Each entry in the listing below should be restated word for word.

── Data extract ──

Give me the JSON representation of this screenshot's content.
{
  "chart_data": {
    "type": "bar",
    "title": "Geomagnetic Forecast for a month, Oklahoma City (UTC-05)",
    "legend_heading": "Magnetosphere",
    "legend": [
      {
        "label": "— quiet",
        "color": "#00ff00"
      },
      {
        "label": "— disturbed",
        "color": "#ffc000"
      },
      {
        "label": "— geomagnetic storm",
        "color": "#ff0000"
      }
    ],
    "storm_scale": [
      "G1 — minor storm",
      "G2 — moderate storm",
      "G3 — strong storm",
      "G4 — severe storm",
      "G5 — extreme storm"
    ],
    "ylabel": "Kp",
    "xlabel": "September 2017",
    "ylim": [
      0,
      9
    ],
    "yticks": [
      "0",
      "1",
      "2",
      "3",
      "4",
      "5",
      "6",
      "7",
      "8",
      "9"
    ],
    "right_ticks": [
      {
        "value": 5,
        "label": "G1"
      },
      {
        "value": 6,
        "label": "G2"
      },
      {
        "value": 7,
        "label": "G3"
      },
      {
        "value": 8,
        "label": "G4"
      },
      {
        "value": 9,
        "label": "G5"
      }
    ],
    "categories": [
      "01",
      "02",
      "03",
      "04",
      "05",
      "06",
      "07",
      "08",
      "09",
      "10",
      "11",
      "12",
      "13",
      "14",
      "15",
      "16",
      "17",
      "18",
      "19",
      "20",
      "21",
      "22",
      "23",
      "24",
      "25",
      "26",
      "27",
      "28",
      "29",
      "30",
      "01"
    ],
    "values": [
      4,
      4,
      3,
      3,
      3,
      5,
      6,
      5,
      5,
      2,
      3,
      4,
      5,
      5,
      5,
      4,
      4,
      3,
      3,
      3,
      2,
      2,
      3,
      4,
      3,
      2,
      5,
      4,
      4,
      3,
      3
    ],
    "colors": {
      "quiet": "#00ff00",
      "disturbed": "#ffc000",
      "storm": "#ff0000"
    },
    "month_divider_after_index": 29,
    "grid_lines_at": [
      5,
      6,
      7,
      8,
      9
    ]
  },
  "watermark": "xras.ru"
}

───

- [Response for this exercise]
Give me the JSON representation of this screenshot's content.
{
  "chart_data": {
    "type": "bar",
    "title": "Geomagnetic Forecast for a month, Oklahoma City (UTC-05)",
    "legend_heading": "Magnetosphere",
    "legend": [
      {
        "label": "— quiet",
        "color": "#00ff00"
      },
      {
        "label": "— disturbed",
        "color": "#ffc000"
      },
      {
        "label": "— geomagnetic storm",
        "color": "#ff0000"
      }
    ],
    "storm_scale": [
      "G1 — minor storm",
      "G2 — moderate storm",
      "G3 — strong storm",
      "G4 — severe storm",
      "G5 — extreme storm"
    ],
    "ylabel": "Kp",
    "xlabel": "September 2017",
    "ylim": [
      0,
      9
    ],
    "yticks": [
      "0",
      "1",
      "2",
      "3",
      "4",
      "5",
      "6",
      "7",
      "8",
      "9"
    ],
    "right_ticks": [
      {
        "value": 5,
        "label": "G1"
      },
      {
        "value": 6,
        "label": "G2"
      },
      {
        "value": 7,
        "label": "G3"
      },
      {
        "value": 8,
        "label": "G4"
      },
      {
        "value": 9,
        "label": "G5"
      }
    ],
    "categories": [
      "01",
      "02",
      "03",
      "04",
      "05",
      "06",
      "07",
      "08",
      "09",
      "10",
      "11",
      "12",
      "13",
      "14",
      "15",
      "16",
      "17",
      "18",
      "19",
      "20",
      "21",
      "22",
      "23",
      "24",
      "25",
      "26",
      "27",
      "28",
      "29",
      "30",
      "01"
    ],
    "values": [
      4,
      4,
      3,
      3,
      3,
      5,
      6,
      5,
      5,
      2,
      3,
      4,
      5,
      5,
      5,
      4,
      4,
      3,
      3,
      3,
      2,
      2,
      3,
      4,
      3,
      2,
      5,
      4,
      4,
      3,
      3
    ],
    "colors": {
      "quiet": "#00ff00",
      "disturbed": "#ffc000",
      "storm": "#ff0000"
    },
    "month_divider_after_index": 29,
    "grid_lines_at": [
      5,
      6,
      7,
      8,
      9
    ]
  },
  "watermark": "xras.ru"
}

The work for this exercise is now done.